------ Dataset records

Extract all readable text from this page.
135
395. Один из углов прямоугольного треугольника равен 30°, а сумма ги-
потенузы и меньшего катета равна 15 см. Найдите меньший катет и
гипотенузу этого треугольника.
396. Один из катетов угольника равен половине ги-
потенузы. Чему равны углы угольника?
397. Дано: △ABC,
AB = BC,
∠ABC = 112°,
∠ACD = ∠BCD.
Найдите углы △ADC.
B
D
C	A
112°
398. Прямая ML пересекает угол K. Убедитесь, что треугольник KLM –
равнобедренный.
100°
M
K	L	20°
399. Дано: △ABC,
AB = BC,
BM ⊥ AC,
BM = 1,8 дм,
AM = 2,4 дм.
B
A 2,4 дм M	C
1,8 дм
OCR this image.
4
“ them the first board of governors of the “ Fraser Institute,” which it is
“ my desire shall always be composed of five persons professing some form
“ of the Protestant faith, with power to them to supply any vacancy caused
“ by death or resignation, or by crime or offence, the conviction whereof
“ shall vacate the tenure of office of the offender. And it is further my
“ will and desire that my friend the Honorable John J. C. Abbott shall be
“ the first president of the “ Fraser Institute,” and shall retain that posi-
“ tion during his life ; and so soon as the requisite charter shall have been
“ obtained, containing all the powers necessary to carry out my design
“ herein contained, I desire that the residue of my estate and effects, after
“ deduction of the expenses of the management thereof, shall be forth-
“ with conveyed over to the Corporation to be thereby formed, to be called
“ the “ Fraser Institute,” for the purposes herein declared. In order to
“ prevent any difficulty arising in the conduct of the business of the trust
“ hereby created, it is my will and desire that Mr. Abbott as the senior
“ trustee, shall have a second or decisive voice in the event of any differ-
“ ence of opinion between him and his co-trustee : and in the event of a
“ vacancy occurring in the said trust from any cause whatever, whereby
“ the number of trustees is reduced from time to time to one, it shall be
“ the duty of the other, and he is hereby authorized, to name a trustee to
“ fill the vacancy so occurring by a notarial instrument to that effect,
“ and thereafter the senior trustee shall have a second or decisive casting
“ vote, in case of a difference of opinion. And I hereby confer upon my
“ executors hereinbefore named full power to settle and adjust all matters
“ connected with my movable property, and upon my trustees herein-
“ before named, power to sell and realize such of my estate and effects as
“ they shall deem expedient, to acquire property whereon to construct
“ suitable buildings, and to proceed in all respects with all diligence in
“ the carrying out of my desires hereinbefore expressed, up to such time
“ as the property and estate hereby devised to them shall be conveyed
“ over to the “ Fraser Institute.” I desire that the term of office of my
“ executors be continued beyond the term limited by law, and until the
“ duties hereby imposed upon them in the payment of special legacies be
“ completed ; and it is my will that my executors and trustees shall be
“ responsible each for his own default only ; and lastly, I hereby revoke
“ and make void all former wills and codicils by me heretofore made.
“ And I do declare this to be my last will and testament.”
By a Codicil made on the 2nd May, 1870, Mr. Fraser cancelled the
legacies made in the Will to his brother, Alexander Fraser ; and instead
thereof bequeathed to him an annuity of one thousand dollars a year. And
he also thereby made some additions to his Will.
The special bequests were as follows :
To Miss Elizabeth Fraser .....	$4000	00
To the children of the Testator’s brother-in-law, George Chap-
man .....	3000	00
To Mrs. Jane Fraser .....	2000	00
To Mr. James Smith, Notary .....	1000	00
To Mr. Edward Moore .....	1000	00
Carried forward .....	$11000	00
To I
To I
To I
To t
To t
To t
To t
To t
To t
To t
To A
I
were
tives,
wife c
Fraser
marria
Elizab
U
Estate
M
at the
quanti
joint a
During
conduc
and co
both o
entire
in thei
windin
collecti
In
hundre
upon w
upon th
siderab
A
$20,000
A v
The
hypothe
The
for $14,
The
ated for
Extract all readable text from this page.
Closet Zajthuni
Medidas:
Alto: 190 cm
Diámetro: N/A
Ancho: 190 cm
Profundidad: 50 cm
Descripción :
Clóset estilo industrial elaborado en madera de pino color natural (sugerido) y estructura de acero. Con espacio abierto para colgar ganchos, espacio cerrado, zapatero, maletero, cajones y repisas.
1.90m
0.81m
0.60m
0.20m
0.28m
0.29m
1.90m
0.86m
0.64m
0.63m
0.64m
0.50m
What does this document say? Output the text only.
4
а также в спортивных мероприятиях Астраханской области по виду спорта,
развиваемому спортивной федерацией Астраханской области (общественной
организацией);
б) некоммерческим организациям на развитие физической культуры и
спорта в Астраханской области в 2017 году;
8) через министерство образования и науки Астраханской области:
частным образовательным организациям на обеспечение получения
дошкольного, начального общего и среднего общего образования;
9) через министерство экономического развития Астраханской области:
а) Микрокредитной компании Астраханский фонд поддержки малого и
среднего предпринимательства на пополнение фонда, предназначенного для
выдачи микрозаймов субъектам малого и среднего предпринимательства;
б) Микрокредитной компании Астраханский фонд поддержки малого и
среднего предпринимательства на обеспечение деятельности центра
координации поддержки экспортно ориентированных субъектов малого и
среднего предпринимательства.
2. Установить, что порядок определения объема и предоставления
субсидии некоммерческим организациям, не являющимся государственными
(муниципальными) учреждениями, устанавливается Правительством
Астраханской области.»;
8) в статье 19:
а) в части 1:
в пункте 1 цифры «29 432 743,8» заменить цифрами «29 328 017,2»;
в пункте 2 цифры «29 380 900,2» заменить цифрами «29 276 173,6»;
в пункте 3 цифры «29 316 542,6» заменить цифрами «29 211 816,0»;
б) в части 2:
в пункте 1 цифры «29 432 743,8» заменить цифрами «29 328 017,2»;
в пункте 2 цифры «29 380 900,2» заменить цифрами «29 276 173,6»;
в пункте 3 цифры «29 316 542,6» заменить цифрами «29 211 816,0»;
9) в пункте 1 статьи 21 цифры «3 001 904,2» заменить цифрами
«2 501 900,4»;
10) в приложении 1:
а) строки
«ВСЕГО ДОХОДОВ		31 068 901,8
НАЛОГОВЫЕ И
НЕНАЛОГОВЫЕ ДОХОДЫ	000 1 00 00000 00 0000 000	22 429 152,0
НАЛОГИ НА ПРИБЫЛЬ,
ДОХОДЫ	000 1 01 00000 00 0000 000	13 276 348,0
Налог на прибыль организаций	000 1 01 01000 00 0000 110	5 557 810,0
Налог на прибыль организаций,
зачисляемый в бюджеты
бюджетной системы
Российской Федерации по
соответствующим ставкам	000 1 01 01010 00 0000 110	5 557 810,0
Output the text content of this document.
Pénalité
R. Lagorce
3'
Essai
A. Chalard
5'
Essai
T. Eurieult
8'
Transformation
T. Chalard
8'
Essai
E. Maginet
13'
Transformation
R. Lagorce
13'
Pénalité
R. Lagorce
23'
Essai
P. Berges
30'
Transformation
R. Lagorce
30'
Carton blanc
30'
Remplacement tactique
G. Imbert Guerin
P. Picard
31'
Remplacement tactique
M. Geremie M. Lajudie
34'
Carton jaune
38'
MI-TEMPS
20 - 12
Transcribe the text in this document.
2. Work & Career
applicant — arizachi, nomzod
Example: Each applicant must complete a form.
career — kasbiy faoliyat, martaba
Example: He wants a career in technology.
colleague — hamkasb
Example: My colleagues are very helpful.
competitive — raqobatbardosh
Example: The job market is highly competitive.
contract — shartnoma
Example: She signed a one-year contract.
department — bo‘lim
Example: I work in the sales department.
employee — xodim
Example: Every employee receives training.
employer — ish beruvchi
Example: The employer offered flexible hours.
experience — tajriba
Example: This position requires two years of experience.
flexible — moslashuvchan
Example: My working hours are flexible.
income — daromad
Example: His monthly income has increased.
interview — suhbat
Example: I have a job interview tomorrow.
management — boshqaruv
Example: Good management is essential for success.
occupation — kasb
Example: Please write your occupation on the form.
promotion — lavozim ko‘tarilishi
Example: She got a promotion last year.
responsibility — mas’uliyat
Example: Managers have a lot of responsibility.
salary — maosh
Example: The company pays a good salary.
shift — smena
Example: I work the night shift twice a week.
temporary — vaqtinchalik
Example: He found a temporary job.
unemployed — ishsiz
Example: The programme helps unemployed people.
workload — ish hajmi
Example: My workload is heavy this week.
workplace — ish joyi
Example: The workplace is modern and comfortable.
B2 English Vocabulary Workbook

------------

* _What is required_
Search the data above for lines holding "поддержки" and copy each of them.

* _Solution for this exercise_
а) Микрокредитной компании Астраханский фонд поддержки малого и
б) Микрокредитной компании Астраханский фонд поддержки малого и
координации поддержки экспортно ориентированных субъектов малого и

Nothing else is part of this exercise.